GIVEN PROBLEM:
Below are the entries; count the lines in them that contain the word "Compre" and give only the number.

[Stored data]

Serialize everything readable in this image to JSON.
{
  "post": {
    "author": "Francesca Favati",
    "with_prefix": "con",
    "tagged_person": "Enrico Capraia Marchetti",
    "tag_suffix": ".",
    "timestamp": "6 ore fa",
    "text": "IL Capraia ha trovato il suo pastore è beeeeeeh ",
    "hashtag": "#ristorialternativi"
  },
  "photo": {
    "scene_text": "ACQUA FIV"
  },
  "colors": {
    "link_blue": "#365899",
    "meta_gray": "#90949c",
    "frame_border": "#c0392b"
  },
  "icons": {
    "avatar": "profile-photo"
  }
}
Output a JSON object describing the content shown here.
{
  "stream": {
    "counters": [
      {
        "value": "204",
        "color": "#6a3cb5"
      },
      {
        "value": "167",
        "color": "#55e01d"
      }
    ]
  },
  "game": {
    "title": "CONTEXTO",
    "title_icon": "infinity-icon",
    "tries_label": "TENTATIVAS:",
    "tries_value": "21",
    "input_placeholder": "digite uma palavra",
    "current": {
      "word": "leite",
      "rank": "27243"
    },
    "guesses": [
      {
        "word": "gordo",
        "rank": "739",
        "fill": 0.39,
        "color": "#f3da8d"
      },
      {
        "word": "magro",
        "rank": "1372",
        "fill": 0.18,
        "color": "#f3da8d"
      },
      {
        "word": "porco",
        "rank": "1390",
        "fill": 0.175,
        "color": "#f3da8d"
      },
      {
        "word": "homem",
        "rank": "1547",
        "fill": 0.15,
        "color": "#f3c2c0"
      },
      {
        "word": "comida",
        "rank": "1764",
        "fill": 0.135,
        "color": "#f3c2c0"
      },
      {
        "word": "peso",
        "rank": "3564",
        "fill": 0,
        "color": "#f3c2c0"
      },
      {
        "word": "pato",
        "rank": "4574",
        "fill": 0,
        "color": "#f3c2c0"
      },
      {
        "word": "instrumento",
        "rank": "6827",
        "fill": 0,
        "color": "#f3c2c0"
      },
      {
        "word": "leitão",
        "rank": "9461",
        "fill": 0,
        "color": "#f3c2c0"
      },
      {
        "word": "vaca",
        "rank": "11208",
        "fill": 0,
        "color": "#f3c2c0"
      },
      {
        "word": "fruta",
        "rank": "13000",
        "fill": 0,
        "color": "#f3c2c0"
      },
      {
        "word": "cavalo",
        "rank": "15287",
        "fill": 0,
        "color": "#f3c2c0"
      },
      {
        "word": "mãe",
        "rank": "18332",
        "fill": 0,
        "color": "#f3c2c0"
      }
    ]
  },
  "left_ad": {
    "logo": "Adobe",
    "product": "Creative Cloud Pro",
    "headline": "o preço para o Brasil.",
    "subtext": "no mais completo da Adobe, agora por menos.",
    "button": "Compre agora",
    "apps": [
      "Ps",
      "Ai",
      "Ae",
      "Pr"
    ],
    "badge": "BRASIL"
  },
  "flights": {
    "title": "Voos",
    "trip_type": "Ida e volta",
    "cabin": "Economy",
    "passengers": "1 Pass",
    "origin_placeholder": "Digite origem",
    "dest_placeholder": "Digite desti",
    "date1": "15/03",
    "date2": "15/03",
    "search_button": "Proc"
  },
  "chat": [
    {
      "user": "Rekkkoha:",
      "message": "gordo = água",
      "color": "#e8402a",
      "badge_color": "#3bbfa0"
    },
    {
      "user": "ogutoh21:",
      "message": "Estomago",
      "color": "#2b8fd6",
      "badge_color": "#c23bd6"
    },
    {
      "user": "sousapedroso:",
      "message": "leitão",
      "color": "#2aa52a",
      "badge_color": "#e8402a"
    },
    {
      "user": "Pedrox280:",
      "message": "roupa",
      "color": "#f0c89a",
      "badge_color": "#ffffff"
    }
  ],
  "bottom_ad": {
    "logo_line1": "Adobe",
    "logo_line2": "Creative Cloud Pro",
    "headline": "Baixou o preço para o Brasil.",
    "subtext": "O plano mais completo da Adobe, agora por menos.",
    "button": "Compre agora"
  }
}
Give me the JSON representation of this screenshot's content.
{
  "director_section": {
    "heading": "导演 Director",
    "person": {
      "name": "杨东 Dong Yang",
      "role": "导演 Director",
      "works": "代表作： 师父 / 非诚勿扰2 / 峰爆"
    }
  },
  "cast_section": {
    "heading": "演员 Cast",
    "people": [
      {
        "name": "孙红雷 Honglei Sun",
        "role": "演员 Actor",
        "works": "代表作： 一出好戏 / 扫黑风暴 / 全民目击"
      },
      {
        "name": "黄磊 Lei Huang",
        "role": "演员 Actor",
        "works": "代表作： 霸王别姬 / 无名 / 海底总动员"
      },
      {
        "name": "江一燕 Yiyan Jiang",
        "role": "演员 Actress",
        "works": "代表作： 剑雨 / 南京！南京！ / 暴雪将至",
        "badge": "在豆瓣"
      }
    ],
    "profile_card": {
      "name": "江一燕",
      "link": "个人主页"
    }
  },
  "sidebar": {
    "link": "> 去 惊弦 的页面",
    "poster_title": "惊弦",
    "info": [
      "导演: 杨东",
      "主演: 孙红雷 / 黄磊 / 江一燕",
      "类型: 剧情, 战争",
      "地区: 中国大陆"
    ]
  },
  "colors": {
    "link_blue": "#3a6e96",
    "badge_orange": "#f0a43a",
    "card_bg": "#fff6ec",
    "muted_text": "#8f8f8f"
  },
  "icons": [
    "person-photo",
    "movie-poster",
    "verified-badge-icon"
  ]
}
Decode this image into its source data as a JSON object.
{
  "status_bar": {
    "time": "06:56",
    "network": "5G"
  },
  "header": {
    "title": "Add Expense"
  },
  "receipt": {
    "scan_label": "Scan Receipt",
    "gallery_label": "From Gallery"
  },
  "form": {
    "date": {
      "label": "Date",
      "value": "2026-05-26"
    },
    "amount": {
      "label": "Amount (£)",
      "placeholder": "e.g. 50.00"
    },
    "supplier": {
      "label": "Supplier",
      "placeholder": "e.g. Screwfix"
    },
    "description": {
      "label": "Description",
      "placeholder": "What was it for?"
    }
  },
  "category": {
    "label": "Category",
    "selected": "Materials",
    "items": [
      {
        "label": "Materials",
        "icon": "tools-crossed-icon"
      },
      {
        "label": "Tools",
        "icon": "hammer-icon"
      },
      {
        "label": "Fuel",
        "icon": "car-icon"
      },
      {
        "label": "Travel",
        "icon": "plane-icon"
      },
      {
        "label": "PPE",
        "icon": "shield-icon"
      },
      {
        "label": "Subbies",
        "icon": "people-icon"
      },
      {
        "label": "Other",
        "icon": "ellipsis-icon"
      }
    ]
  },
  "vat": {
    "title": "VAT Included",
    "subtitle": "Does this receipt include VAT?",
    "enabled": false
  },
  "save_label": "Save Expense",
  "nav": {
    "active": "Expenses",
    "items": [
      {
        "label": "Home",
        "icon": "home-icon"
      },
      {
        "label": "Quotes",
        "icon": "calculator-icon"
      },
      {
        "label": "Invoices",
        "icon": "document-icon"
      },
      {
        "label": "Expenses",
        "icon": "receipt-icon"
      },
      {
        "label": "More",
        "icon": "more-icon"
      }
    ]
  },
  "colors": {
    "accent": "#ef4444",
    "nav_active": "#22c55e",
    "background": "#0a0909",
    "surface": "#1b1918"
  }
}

EXERCISE ANSWER:
2